▸ Provided information
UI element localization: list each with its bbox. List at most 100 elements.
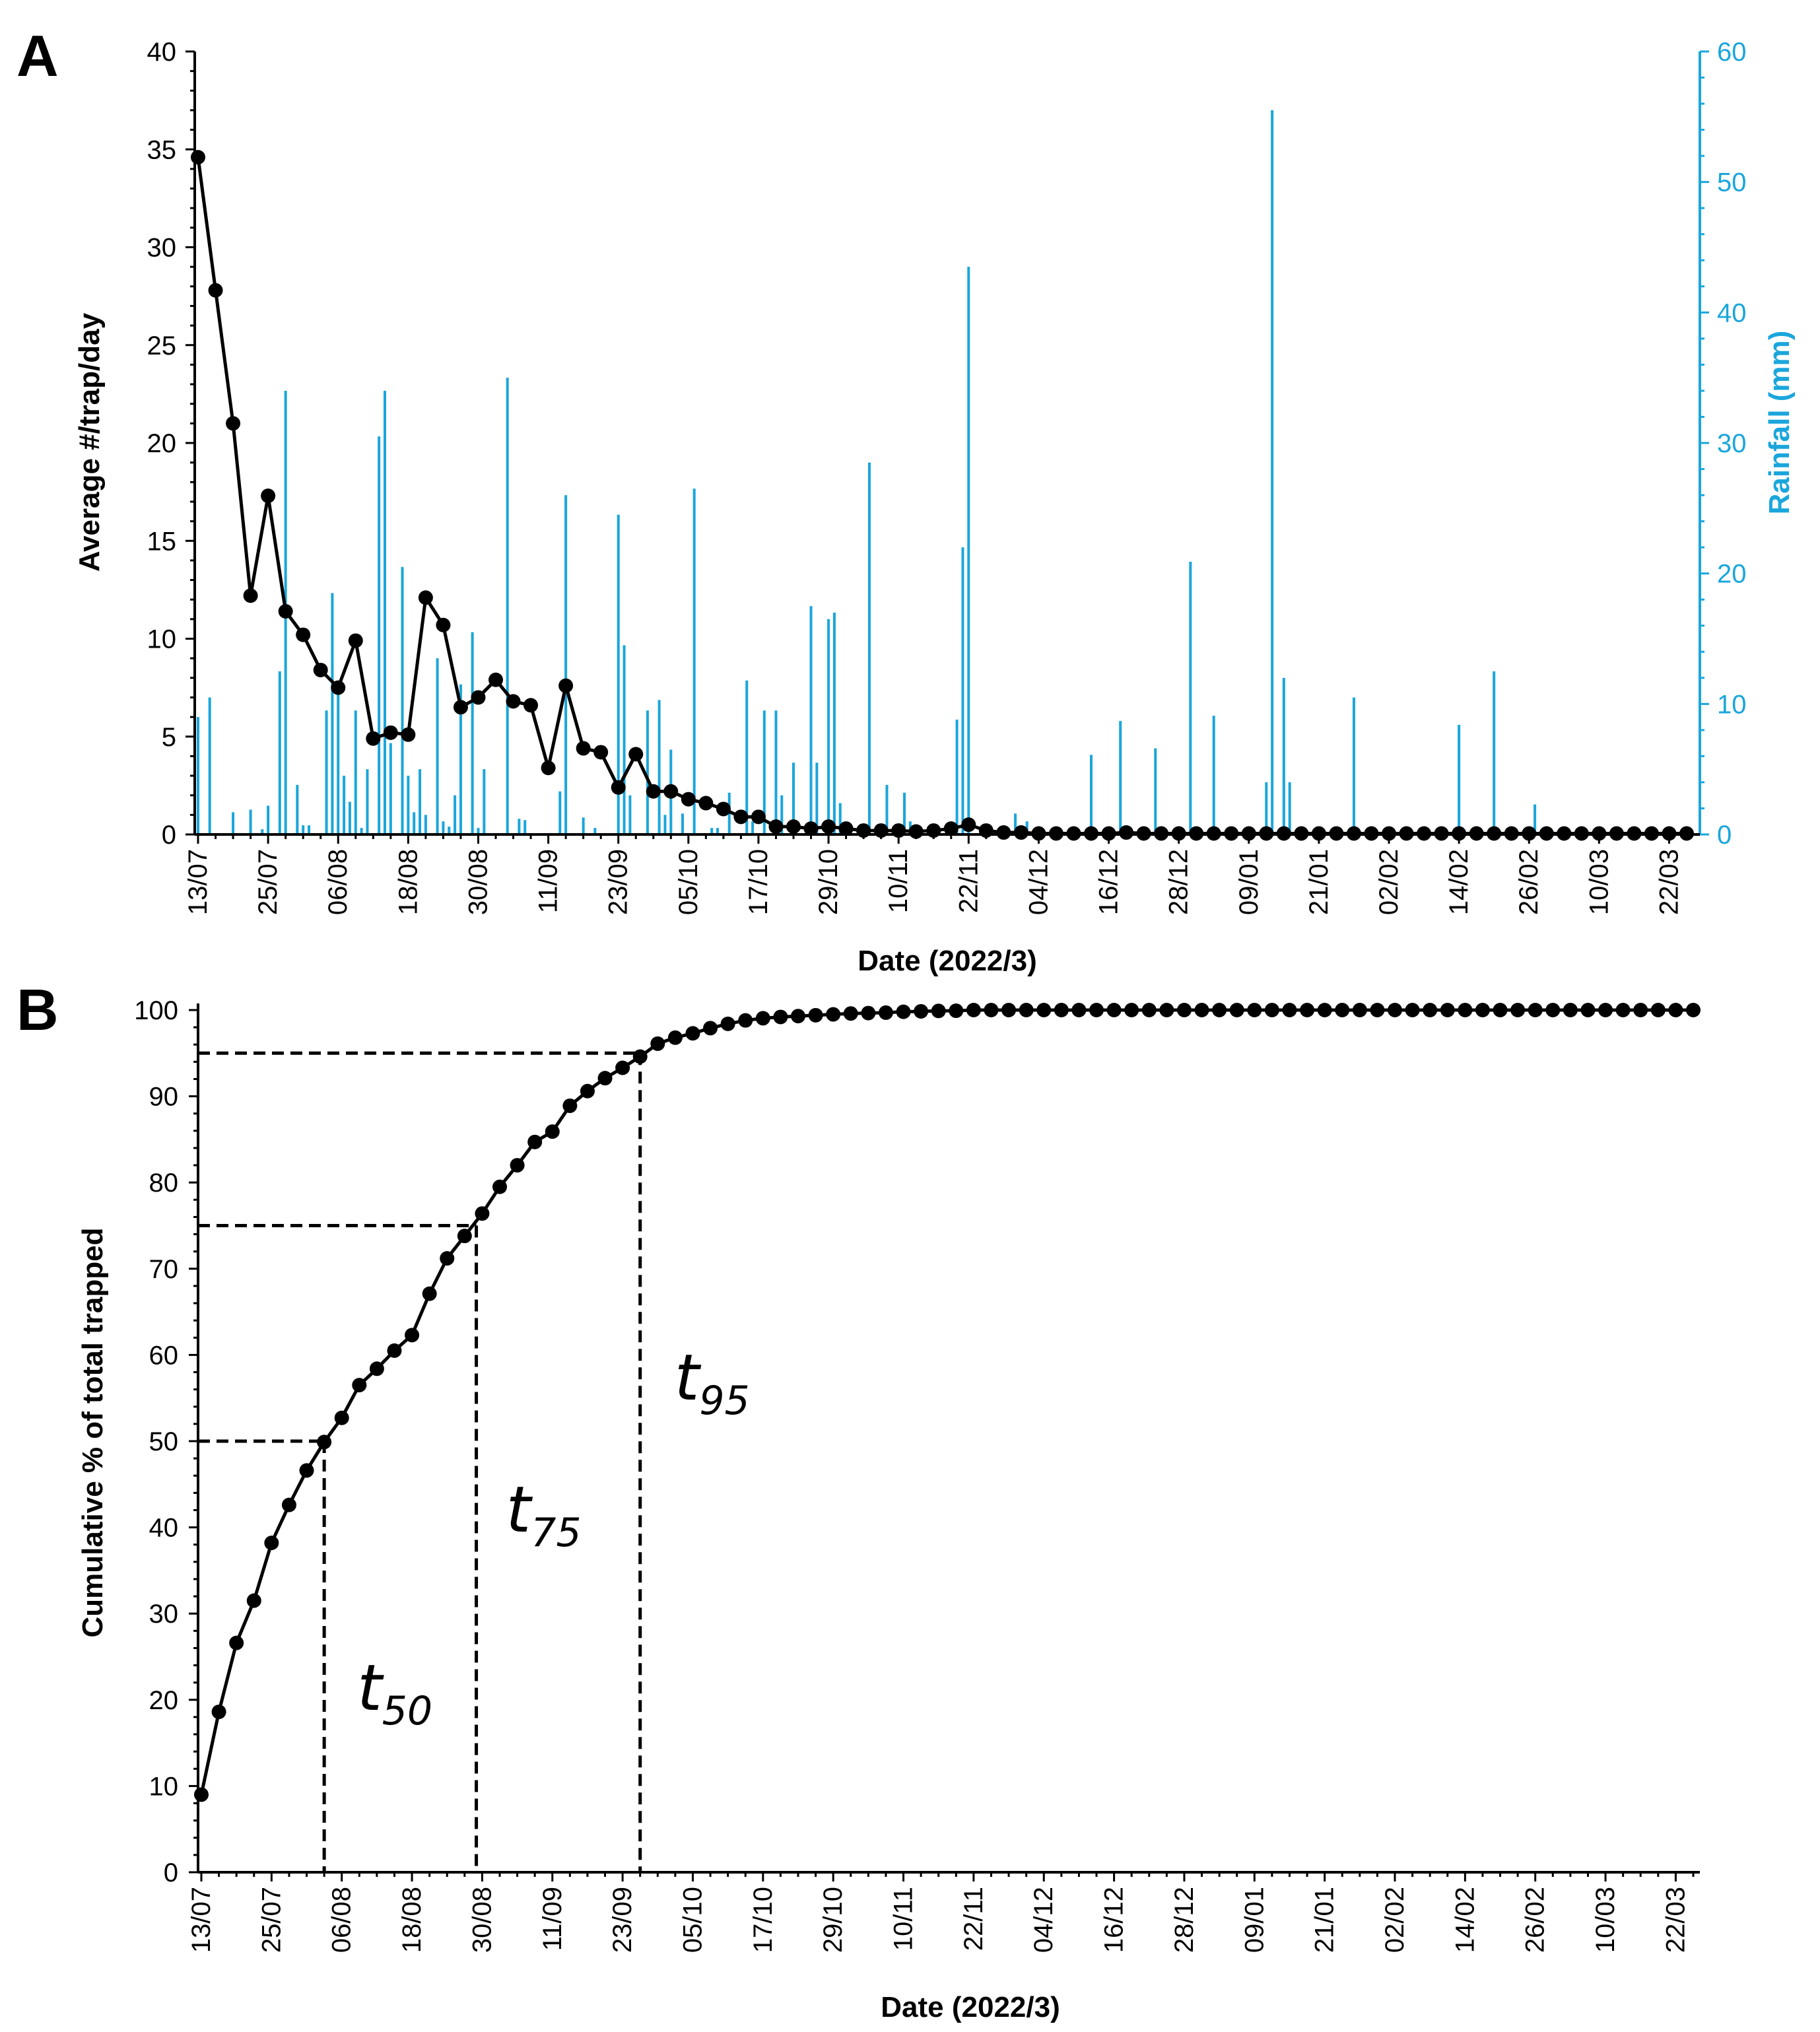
trap-average-point <box>1311 826 1326 841</box>
rainfall-bar <box>1288 782 1291 834</box>
rainfall-bar <box>471 632 474 834</box>
rainfall-bar <box>442 821 445 834</box>
rainfall-bar <box>617 514 620 834</box>
x-tick-label: 13/07 <box>187 1887 216 1953</box>
x-tick-label: 10/03 <box>1584 849 1613 915</box>
cumulative-point <box>1124 1003 1139 1017</box>
cumulative-point <box>352 1378 367 1393</box>
rainfall-bar <box>407 776 410 834</box>
trap-average-point <box>243 588 258 603</box>
y-tick-label: 30 <box>149 1600 179 1629</box>
trap-average-point <box>191 150 205 165</box>
x-ticks-b: 13/07 25/07 06/08 18/08 30/08 11/09 23/09 05/10… <box>187 1872 1695 1953</box>
rainfall-bar <box>308 825 311 834</box>
x-tick-label: 22/11 <box>954 849 983 913</box>
rainfall-bar <box>424 815 427 834</box>
trap-average-point <box>296 627 311 642</box>
y-ticks-b: 0 10 20 30 40 50 60 70 80 90 100 <box>134 996 198 1887</box>
trap-average-point <box>208 283 223 298</box>
t-symbol: t <box>675 1341 702 1415</box>
x-tick-label: 11/09 <box>538 1887 567 1951</box>
rainfall-bar <box>197 717 199 834</box>
rainfall-bar <box>383 390 386 834</box>
trap-average-point <box>908 824 924 839</box>
trap-average-point <box>716 801 731 817</box>
panel-a: A 0 5 10 15 20 25 30 35 40 0 10 20 30 40 50 60 13/07 25… <box>17 23 1796 977</box>
trap-average-point <box>418 590 433 605</box>
panel-a-label: A <box>17 23 59 88</box>
rainfall-bar <box>1271 110 1274 835</box>
cumulative-point <box>1580 1003 1596 1017</box>
x-tick-label: 28/12 <box>1170 1887 1199 1953</box>
rainfall-bar <box>389 743 392 834</box>
trap-average-point <box>803 821 819 836</box>
trap-average-point <box>768 819 784 834</box>
cumulative-point <box>931 1003 946 1019</box>
y-tick-label: 70 <box>149 1255 179 1284</box>
rainfall-bar <box>885 784 889 834</box>
trap-average-line <box>196 156 1687 836</box>
trap-average-point <box>1679 826 1694 841</box>
rainfall-bar <box>1189 561 1192 834</box>
cumulative-point <box>843 1006 858 1021</box>
x-tick-label: 18/08 <box>393 849 422 915</box>
cumulative-point <box>1633 1003 1648 1017</box>
trap-average-point <box>698 796 714 811</box>
cumulative-point <box>720 1016 735 1031</box>
x-tick-label: 09/01 <box>1234 849 1264 915</box>
x-tick-label: 11/09 <box>534 849 563 913</box>
trap-average-point <box>313 662 328 677</box>
cumulative-point <box>667 1030 683 1045</box>
rainfall-bar <box>815 762 819 834</box>
trap-average-point <box>1487 826 1502 841</box>
rainfall-bar <box>261 829 264 834</box>
trap-average-point <box>663 784 679 799</box>
rainfall-bar <box>628 795 632 834</box>
rainfall-bar <box>623 645 626 834</box>
cumulative-point <box>1388 1003 1402 1017</box>
x-tick-label: 10/11 <box>889 1887 918 1951</box>
x-tick-label: 29/10 <box>814 849 843 915</box>
cumulative-point <box>405 1328 420 1343</box>
trap-average-point <box>348 633 363 648</box>
trap-average-point <box>558 678 574 693</box>
x-tick-label: 25/07 <box>257 1887 286 1953</box>
trap-average-point <box>733 809 749 825</box>
cumulative-point <box>440 1251 455 1266</box>
cumulative-point <box>422 1286 437 1301</box>
trap-average-point <box>436 617 451 632</box>
trap-average-point <box>226 416 241 431</box>
rainfall-ticks: 0 10 20 30 40 50 60 <box>1700 38 1747 850</box>
panel-b: B 0 10 20 30 40 50 60 70 80 90 100 13/07 25/07 06/08… <box>17 977 1701 2023</box>
cumulative-point <box>949 1003 964 1019</box>
cumulative-point <box>1528 1003 1543 1017</box>
trap-average-point <box>278 603 293 619</box>
cumulative-point <box>632 1049 648 1064</box>
y-tick-label: 80 <box>149 1168 179 1198</box>
rainfall-tick-label: 20 <box>1717 560 1747 589</box>
x-tick-label: 23/09 <box>608 1887 637 1953</box>
rainfall-bar <box>518 819 521 834</box>
rainfall-bar <box>419 769 422 834</box>
cumulative-point <box>914 1003 929 1019</box>
rainfall-bar <box>1352 697 1355 834</box>
trap-average-point <box>961 817 976 832</box>
trap-average-series <box>191 150 1694 841</box>
cumulative-point <box>211 1705 226 1720</box>
trap-average-point <box>1539 826 1554 841</box>
rainfall-bar <box>751 821 755 834</box>
cumulative-point <box>878 1005 893 1020</box>
x-tick-label: 17/10 <box>744 849 773 915</box>
y-tick-label: 40 <box>149 1514 179 1543</box>
cumulative-point <box>562 1098 578 1113</box>
y-tick-label: 20 <box>149 1686 179 1715</box>
cumulative-series <box>194 1003 1701 1802</box>
x-tick-label: 26/02 <box>1514 849 1543 915</box>
trap-average-point <box>1522 826 1537 841</box>
rainfall-bar <box>955 720 959 834</box>
t50-label: t50 <box>357 1651 432 1734</box>
cumulative-point <box>492 1179 507 1194</box>
y-tick-label: 35 <box>147 135 177 164</box>
x-tick-label: 22/03 <box>1654 849 1683 915</box>
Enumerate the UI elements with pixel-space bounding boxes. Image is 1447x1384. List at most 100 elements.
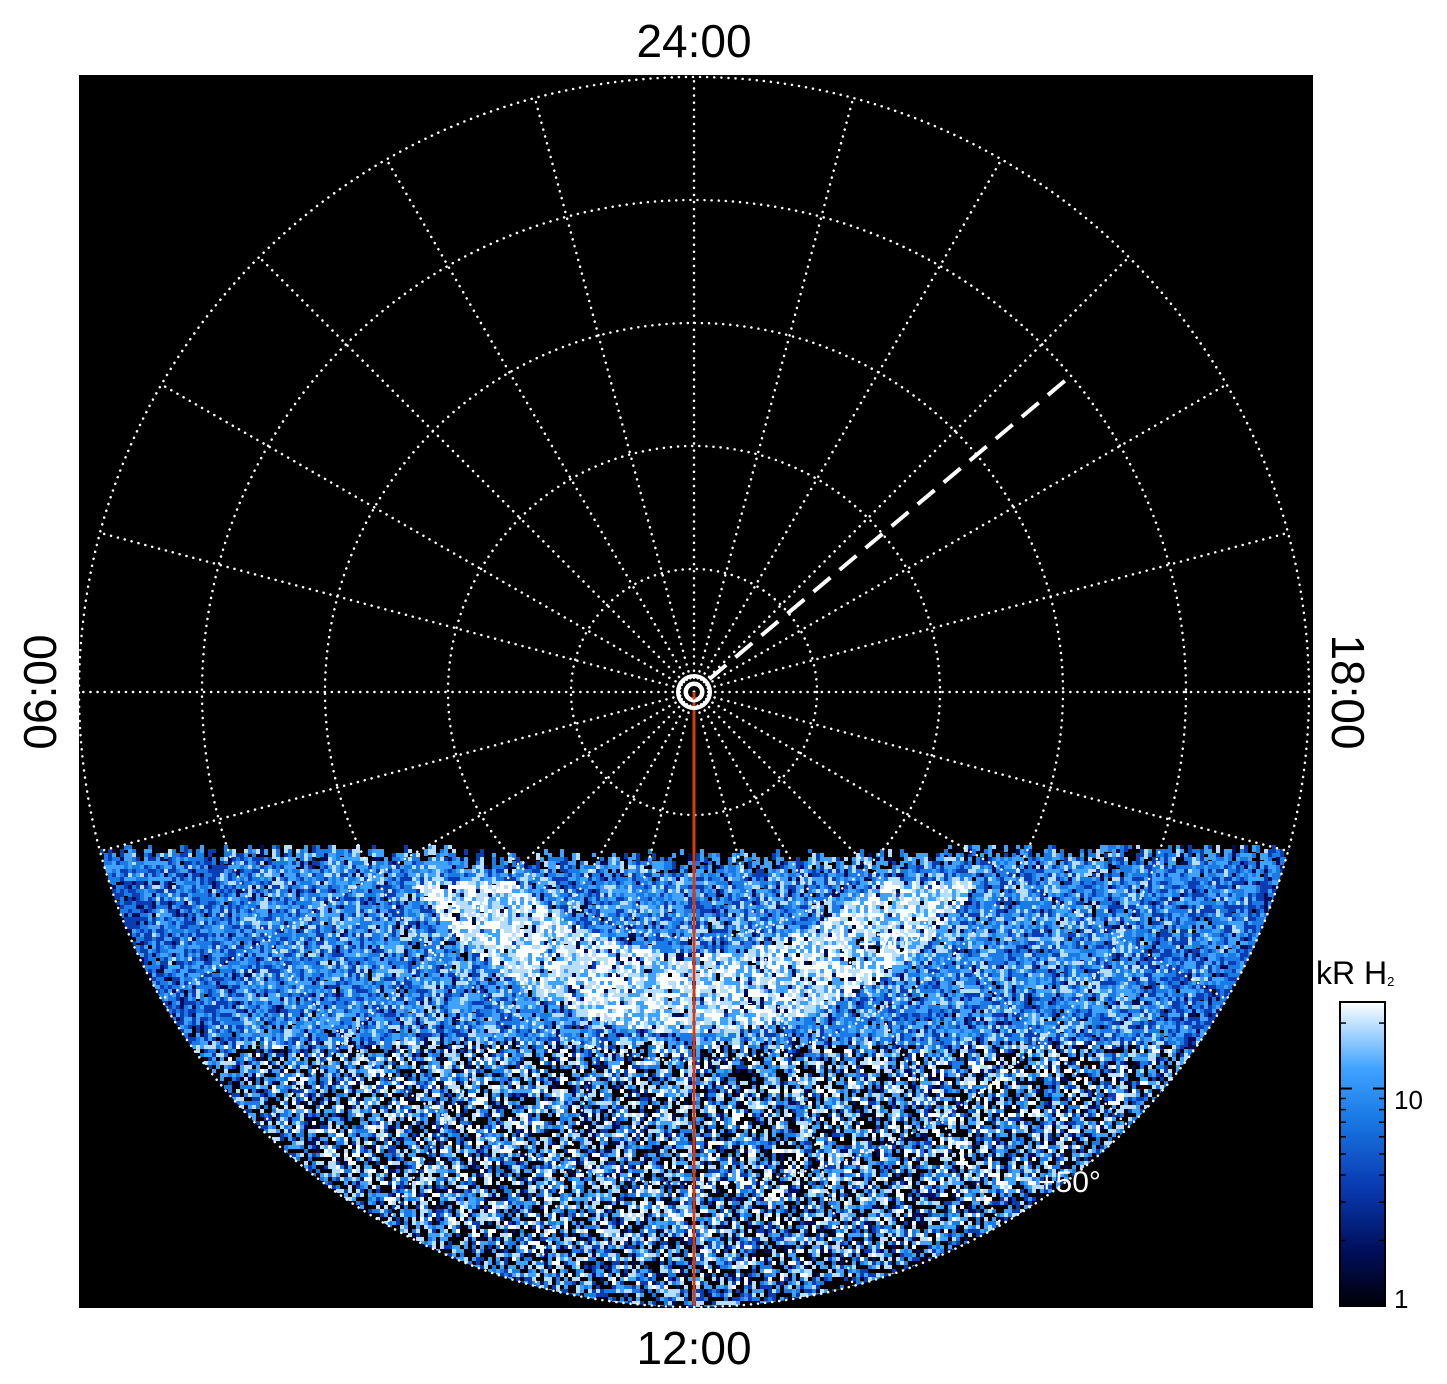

▸ What you are asked to do
Reproduce word for word the entries starting at the line containing "trap-average-point <box>1311 826" and ending at the line containing "trap-average-point <box>243 588 258 603</box>", including both of those lines.

▸ The answer
trap-average-point <box>1311 826 1326 841</box>
rainfall-bar <box>1288 782 1291 834</box>
rainfall-bar <box>471 632 474 834</box>
rainfall-bar <box>442 821 445 834</box>
rainfall-bar <box>617 514 620 834</box>
x-tick-label: 13/07 <box>187 1887 216 1953</box>
x-tick-label: 10/03 <box>1584 849 1613 915</box>
cumulative-point <box>1124 1003 1139 1017</box>
cumulative-point <box>352 1378 367 1393</box>
rainfall-bar <box>407 776 410 834</box>
trap-average-point <box>243 588 258 603</box>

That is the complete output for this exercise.